Selected excerpt:
· · · · ·

I'm reading, little by little, my downloaded fully-vocalized text to practice pronunciation; I came across this word: 
الجَمْزُورِى
 I'm interested in the ending where the raa carries a kasra and then an alif in its terminal form immediately follows. I've seen, posted an inquiry here regarding, and now fully understand the fatha-alif, kasra-yaa, and damma-waaw combinations. However, I've never seen this "mixed combination" where a kasra and alif are back-to-back. Are these combinations common? I've never seen these before. How is the ending of this word pronounced?

Thanks.


----------



## AndyRoo

Hi,

The ى is not an alif, it is a dotless yaa. In some countries (notably Egypt) the final yaa is written without dots. Preceded by a kasra it is pronounced "ii", as a normal dotted yaa would be.


----------



## Bilbo Baggins

Ah, I see. This is interesting and good to know. Is this common? In how many countries does this happen? Further, how do we distinguish between this terminal yaa and terminal alif?


----------



## clevermizo

Egypt is the only country I can think of, but they're only distinguishable by knowing the words.


----------



## Pod of Wales

The more you read, the more you will get used to it - it really is very common for the yaa' to appear without dots when it is pronounced as a long "ii". I think it is more common though for it to be a long "ii" than for it to be an "aa" sound, or an "an" sound which it sometimes appears as. Especially if there is a kasra before an undotted yaa', it will be long "ii".

· · · · ·

Stored items:
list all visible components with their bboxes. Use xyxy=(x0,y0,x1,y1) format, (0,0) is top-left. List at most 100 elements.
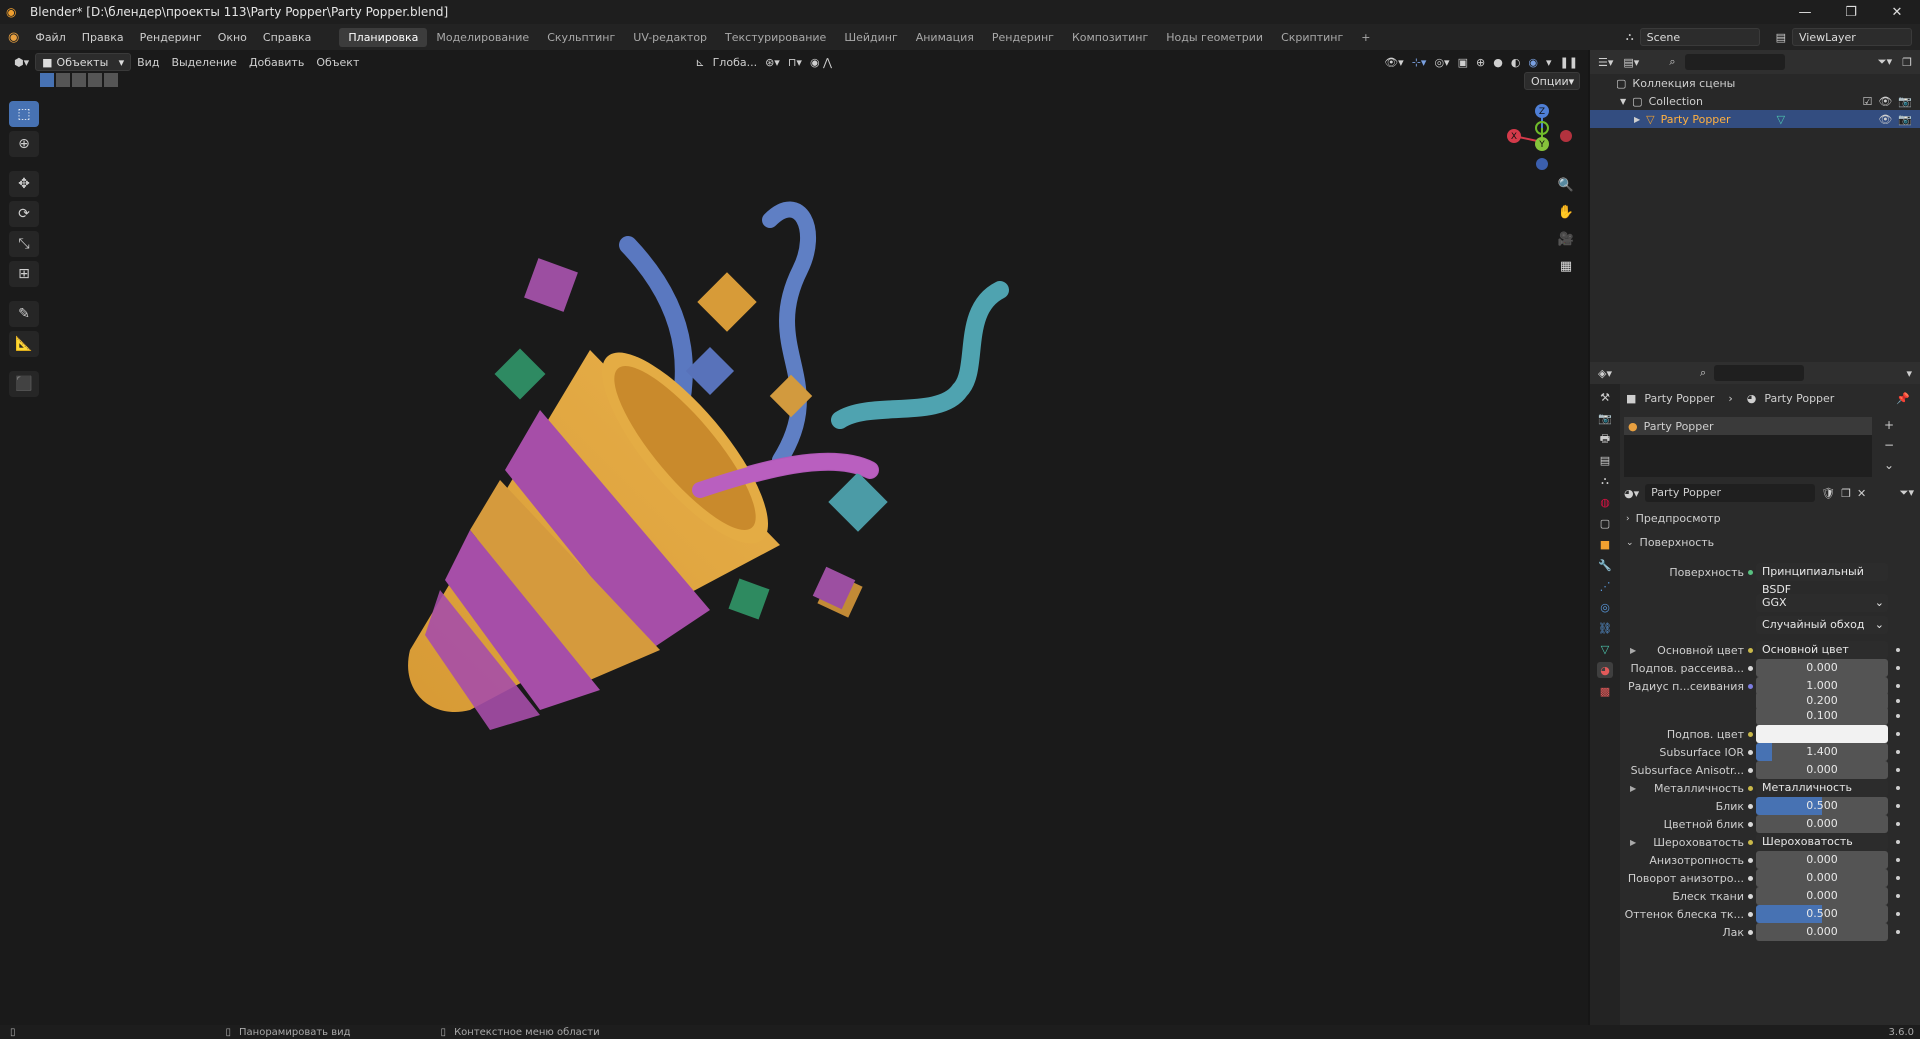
filter-icon[interactable]: ⏷▾ xyxy=(1878,55,1892,69)
editor-type-icon[interactable]: ⬢▾ xyxy=(8,56,35,69)
new-collection-icon[interactable]: ❐ xyxy=(1902,56,1912,69)
tab-animation[interactable]: Анимация xyxy=(907,28,983,47)
world-tab-icon[interactable]: ◍ xyxy=(1597,494,1613,510)
tab-compositing[interactable]: Композитинг xyxy=(1063,28,1157,47)
snap-icon[interactable]: ⊓▾ xyxy=(788,56,802,69)
checkbox-icon[interactable]: ☑ xyxy=(1862,95,1872,108)
tab-rendering[interactable]: Рендеринг xyxy=(983,28,1063,47)
chevron-down-icon[interactable]: ▾ xyxy=(1906,367,1912,380)
camera-view-icon[interactable]: 🎥 xyxy=(1554,227,1578,251)
measure-tool-icon[interactable]: 📐 xyxy=(9,331,39,357)
tab-uv-editing[interactable]: UV-редактор xyxy=(624,28,716,47)
outliner-search-input[interactable] xyxy=(1685,54,1786,70)
keyframe-dot-icon[interactable] xyxy=(1896,699,1900,703)
wireframe-shading-icon[interactable]: ⊕ xyxy=(1476,56,1485,69)
overlay-toggle-icon[interactable]: ◎▾ xyxy=(1434,56,1449,69)
camera-icon[interactable]: 📷 xyxy=(1898,113,1912,126)
minimize-button[interactable]: — xyxy=(1782,5,1828,20)
keyframe-dot-icon[interactable] xyxy=(1896,894,1900,898)
add-slot-button[interactable]: + xyxy=(1884,418,1894,432)
fake-user-icon[interactable]: 🛡 xyxy=(1821,487,1835,500)
select-box-invert-icon[interactable] xyxy=(88,73,102,87)
socket-icon[interactable] xyxy=(1748,929,1753,935)
keyframe-dot-icon[interactable] xyxy=(1896,930,1900,934)
keyframe-dot-icon[interactable] xyxy=(1896,750,1900,754)
keyframe-dot-icon[interactable] xyxy=(1896,876,1900,880)
pan-hand-icon[interactable]: ✋ xyxy=(1554,200,1578,224)
pause-icon[interactable]: ❚❚ xyxy=(1560,56,1578,69)
menu-object[interactable]: Объект xyxy=(310,56,365,69)
chevron-right-icon[interactable]: ▶ xyxy=(1634,115,1640,124)
socket-icon[interactable] xyxy=(1748,683,1753,689)
gizmo-neg-x-axis[interactable] xyxy=(1560,130,1572,142)
tab-modeling[interactable]: Моделирование xyxy=(427,28,538,47)
options-dropdown[interactable]: Опции ▾ xyxy=(1524,72,1580,90)
maximize-button[interactable]: ❐ xyxy=(1828,5,1874,20)
socket-icon[interactable] xyxy=(1748,821,1753,827)
outliner-row-party-popper[interactable]: ▶ ▽ Party Popper ▽ 👁 📷 xyxy=(1590,110,1920,128)
gizmo-toggle-icon[interactable]: ⊹▾ xyxy=(1412,56,1427,69)
select-box-new-icon[interactable] xyxy=(40,73,54,87)
socket-icon[interactable] xyxy=(1748,803,1753,809)
menu-file[interactable]: Файл xyxy=(27,31,73,44)
render-tab-icon[interactable]: 📷 xyxy=(1597,410,1613,426)
material-slot-item[interactable]: ● Party Popper xyxy=(1624,417,1872,435)
collection-tab-icon[interactable]: ▢ xyxy=(1597,515,1613,531)
duplicate-material-icon[interactable]: ❐ xyxy=(1841,487,1851,500)
unlink-material-icon[interactable]: ✕ xyxy=(1857,487,1866,500)
expand-socket-icon[interactable]: ▶ xyxy=(1630,646,1636,655)
navigation-gizmo[interactable]: Z X Y xyxy=(1504,98,1574,170)
mode-selector[interactable]: ■ Объекты ▾ xyxy=(35,53,132,71)
display-mode-icon[interactable]: ▤▾ xyxy=(1623,56,1639,69)
keyframe-dot-icon[interactable] xyxy=(1896,684,1900,688)
outliner-row-collection[interactable]: ▼ ▢ Collection ☑ 👁 📷 xyxy=(1590,92,1920,110)
material-name-field[interactable]: Party Popper xyxy=(1645,484,1816,502)
keyframe-dot-icon[interactable] xyxy=(1896,768,1900,772)
menu-render[interactable]: Рендеринг xyxy=(132,31,210,44)
remove-slot-button[interactable]: − xyxy=(1884,438,1894,452)
keyframe-dot-icon[interactable] xyxy=(1896,786,1900,790)
keyframe-dot-icon[interactable] xyxy=(1896,714,1900,718)
cursor-tool-icon[interactable]: ⊕ xyxy=(9,131,39,157)
menu-view[interactable]: Вид xyxy=(131,56,165,69)
view-layer-tab-icon[interactable]: ▤ xyxy=(1597,452,1613,468)
tool-tab-icon[interactable]: ⚒ xyxy=(1597,389,1613,405)
subsurface-method-dropdown[interactable]: Случайный обход ⌄ xyxy=(1756,616,1888,634)
menu-add[interactable]: Добавить xyxy=(243,56,310,69)
eye-icon[interactable]: 👁 xyxy=(1878,113,1892,126)
material-browse-icon[interactable]: ◕▾ xyxy=(1624,487,1639,500)
move-tool-icon[interactable]: ✥ xyxy=(9,171,39,197)
zoom-icon[interactable]: 🔍 xyxy=(1554,173,1578,197)
socket-icon[interactable] xyxy=(1748,875,1753,881)
socket-icon[interactable] xyxy=(1748,665,1753,671)
outliner-editor-icon[interactable]: ☰▾ xyxy=(1598,56,1613,69)
menu-window[interactable]: Окно xyxy=(210,31,255,44)
socket-icon[interactable] xyxy=(1748,857,1753,863)
object-tab-icon[interactable]: ■ xyxy=(1597,536,1613,552)
material-shading-icon[interactable]: ◐ xyxy=(1511,56,1521,69)
visibility-icon[interactable]: 👁▾ xyxy=(1384,56,1404,69)
surface-panel-header[interactable]: ⌄ Поверхность xyxy=(1626,536,1714,549)
socket-icon[interactable] xyxy=(1748,839,1753,845)
expand-socket-icon[interactable]: ▶ xyxy=(1630,784,1636,793)
keyframe-dot-icon[interactable] xyxy=(1896,912,1900,916)
pivot-icon[interactable]: ⊛▾ xyxy=(765,56,780,69)
camera-icon[interactable]: 📷 xyxy=(1898,95,1912,108)
socket-icon[interactable] xyxy=(1748,731,1753,737)
menu-select[interactable]: Выделение xyxy=(165,56,243,69)
keyframe-dot-icon[interactable] xyxy=(1896,732,1900,736)
shading-options-icon[interactable]: ▾ xyxy=(1546,56,1552,69)
scene-selector[interactable]: Scene xyxy=(1639,28,1760,46)
select-box-subtract-icon[interactable] xyxy=(72,73,86,87)
transform-tool-icon[interactable]: ⊞ xyxy=(9,261,39,287)
close-button[interactable]: ✕ xyxy=(1874,5,1920,20)
select-tool-icon[interactable]: ⬚ xyxy=(9,101,39,127)
tab-shading[interactable]: Шейдинг xyxy=(835,28,906,47)
scale-tool-icon[interactable]: ⤡ xyxy=(9,231,39,257)
keyframe-dot-icon[interactable] xyxy=(1896,822,1900,826)
eye-icon[interactable]: 👁 xyxy=(1878,95,1892,108)
proportional-edit-icon[interactable]: ◉ ⋀ xyxy=(810,56,832,69)
socket-icon[interactable] xyxy=(1748,767,1753,773)
select-box-extend-icon[interactable] xyxy=(56,73,70,87)
chevron-down-icon[interactable]: ▼ xyxy=(1620,97,1626,106)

· · · · ·

Aim of the task: Continue the forum thread about the dotless final yaa, picking up right after its last sentence.

Response:
----------



## إسكندراني

Formally, it's a font issue; ي=ى in a different font. Some Qur'ans have يٰ, and vice versa with Egypt only using ى. Distinguishing between the two is somewhat new and not set in stone; they are considered by most to still be the same character, so we don't pay attention to it - and in fact when I was young I was taught that ي existed to type at the start & middle of a word and ى existed for the end (ييى), else it was a mistake (ييي) - so I used to wonder why they didn't have a character which eliminated the dots automatically at the end (ييى). It turns out there is one, but it's in the persian section of Unicode (this one ییی). I would argue that 'Arabic (Egypt)' keyboards should automatically get that ييى.

By the way Egypt & the Sudan follow the same convention for many things, this included.

Don't expect the ي vs ى to be distinguished, and don't expect the alif-maqSuura ىٰ to be written at the end of a word.


----------



## Bilbo Baggins

Thanks, everyone.


----------



## Mahaodeh

Pod of Wales said:


> it really is very common for the yaa' to appear without dots when it is pronounced as a long "ii". .



Not to me, I hardly ever see it (obviously, I've never been to Egypt). Frankly, I can't read it properly if it doesn't have the dots and initially I start by reading it as an alif maqsoura and when the word doesn't work then I try out the yaa; usually after half a dozen don't work then I try out the yaa.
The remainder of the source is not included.